Stored dataset items:
▬▬▬▬▬▬
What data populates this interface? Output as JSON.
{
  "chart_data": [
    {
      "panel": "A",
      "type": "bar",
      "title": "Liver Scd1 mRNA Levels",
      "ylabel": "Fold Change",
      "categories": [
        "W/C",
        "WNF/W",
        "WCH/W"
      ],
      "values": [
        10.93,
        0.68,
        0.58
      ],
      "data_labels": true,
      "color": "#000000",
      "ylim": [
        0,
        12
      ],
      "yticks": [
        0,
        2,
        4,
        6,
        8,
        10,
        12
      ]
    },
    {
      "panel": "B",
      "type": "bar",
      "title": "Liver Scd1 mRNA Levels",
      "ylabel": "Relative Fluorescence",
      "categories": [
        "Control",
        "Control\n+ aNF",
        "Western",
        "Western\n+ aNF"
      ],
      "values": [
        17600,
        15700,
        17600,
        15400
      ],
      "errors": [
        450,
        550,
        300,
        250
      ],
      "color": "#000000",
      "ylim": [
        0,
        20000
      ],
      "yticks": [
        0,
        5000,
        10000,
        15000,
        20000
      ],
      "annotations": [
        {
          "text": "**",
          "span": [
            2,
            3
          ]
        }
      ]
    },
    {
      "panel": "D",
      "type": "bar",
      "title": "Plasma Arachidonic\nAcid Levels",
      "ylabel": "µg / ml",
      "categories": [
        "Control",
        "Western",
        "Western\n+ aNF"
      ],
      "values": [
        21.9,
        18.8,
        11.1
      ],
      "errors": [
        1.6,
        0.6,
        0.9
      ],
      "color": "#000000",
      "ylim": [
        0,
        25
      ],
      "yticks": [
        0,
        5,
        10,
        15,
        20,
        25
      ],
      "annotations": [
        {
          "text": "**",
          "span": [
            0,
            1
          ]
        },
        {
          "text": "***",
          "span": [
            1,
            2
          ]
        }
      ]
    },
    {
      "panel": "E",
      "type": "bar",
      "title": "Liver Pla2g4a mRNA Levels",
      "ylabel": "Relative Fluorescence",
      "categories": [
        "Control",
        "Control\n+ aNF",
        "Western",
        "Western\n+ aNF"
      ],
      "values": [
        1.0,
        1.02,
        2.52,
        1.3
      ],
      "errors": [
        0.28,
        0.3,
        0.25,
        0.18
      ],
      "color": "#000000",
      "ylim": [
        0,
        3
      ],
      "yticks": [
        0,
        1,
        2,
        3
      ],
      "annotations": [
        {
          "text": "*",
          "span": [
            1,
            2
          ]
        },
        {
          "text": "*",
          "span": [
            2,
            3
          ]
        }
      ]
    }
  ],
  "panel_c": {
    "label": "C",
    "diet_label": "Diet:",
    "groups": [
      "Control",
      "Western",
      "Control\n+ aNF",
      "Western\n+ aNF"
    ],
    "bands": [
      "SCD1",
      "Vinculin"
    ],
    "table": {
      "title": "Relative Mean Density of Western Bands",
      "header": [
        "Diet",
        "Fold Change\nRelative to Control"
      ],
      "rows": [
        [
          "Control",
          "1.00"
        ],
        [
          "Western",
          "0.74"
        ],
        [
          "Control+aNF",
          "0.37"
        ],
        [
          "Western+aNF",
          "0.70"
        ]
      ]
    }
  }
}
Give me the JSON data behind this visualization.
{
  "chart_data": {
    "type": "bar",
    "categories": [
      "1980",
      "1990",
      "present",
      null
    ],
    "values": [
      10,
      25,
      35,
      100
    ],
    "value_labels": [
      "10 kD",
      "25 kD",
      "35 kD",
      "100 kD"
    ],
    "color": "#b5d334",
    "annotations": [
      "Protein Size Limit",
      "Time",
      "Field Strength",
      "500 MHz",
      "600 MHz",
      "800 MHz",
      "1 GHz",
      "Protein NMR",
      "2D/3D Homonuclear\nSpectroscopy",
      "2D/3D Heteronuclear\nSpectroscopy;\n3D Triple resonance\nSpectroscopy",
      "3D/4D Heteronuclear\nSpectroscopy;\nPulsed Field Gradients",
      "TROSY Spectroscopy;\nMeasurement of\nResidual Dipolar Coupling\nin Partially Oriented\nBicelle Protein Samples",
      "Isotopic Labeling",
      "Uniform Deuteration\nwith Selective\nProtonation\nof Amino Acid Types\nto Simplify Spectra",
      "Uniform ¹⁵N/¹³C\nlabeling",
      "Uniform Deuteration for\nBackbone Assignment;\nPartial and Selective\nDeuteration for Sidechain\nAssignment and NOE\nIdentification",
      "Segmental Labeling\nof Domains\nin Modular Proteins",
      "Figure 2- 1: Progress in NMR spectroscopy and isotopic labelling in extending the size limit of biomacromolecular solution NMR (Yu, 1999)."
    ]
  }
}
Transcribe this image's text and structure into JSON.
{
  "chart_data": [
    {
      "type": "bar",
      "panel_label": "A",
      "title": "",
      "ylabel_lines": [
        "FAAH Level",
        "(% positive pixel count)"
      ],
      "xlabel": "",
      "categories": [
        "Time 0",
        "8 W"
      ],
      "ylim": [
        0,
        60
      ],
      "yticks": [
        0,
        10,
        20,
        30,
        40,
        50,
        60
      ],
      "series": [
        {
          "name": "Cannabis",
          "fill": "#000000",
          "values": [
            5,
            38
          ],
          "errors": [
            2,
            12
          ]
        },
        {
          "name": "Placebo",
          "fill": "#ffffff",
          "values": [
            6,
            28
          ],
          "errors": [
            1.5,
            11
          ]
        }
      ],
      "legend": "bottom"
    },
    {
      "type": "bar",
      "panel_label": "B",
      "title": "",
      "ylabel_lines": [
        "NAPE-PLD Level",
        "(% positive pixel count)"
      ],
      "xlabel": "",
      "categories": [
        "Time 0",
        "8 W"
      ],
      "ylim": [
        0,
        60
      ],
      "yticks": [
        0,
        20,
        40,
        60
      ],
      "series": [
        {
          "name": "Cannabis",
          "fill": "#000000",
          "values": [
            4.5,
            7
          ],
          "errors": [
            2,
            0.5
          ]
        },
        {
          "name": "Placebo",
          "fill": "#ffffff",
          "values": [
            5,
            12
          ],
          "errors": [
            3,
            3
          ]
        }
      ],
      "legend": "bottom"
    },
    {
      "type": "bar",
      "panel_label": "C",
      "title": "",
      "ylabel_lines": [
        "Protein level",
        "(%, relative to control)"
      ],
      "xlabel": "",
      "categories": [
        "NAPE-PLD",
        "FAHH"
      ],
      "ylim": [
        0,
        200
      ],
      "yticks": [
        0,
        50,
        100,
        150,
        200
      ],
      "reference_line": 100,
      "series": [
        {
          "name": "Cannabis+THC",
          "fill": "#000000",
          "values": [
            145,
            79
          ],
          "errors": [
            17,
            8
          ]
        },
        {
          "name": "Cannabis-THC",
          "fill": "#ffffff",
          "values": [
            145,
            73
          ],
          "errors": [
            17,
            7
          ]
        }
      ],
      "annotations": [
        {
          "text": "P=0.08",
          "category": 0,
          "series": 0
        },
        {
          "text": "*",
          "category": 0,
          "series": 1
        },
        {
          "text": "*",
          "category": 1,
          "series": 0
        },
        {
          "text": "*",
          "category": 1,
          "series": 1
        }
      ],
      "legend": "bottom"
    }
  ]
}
▬▬▬▬▬▬
What lines above hold the word "Deuteration"? List them all.

TASK RESULT:
      "Uniform Deuteration\nwith Selective\nProtonation\nof Amino Acid Types\nto Simplify Spectra",
      "Uniform Deuteration for\nBackbone Assignment;\nPartial and Selective\nDeuteration for Sidechain\nAssignment and NOE\nIdentification",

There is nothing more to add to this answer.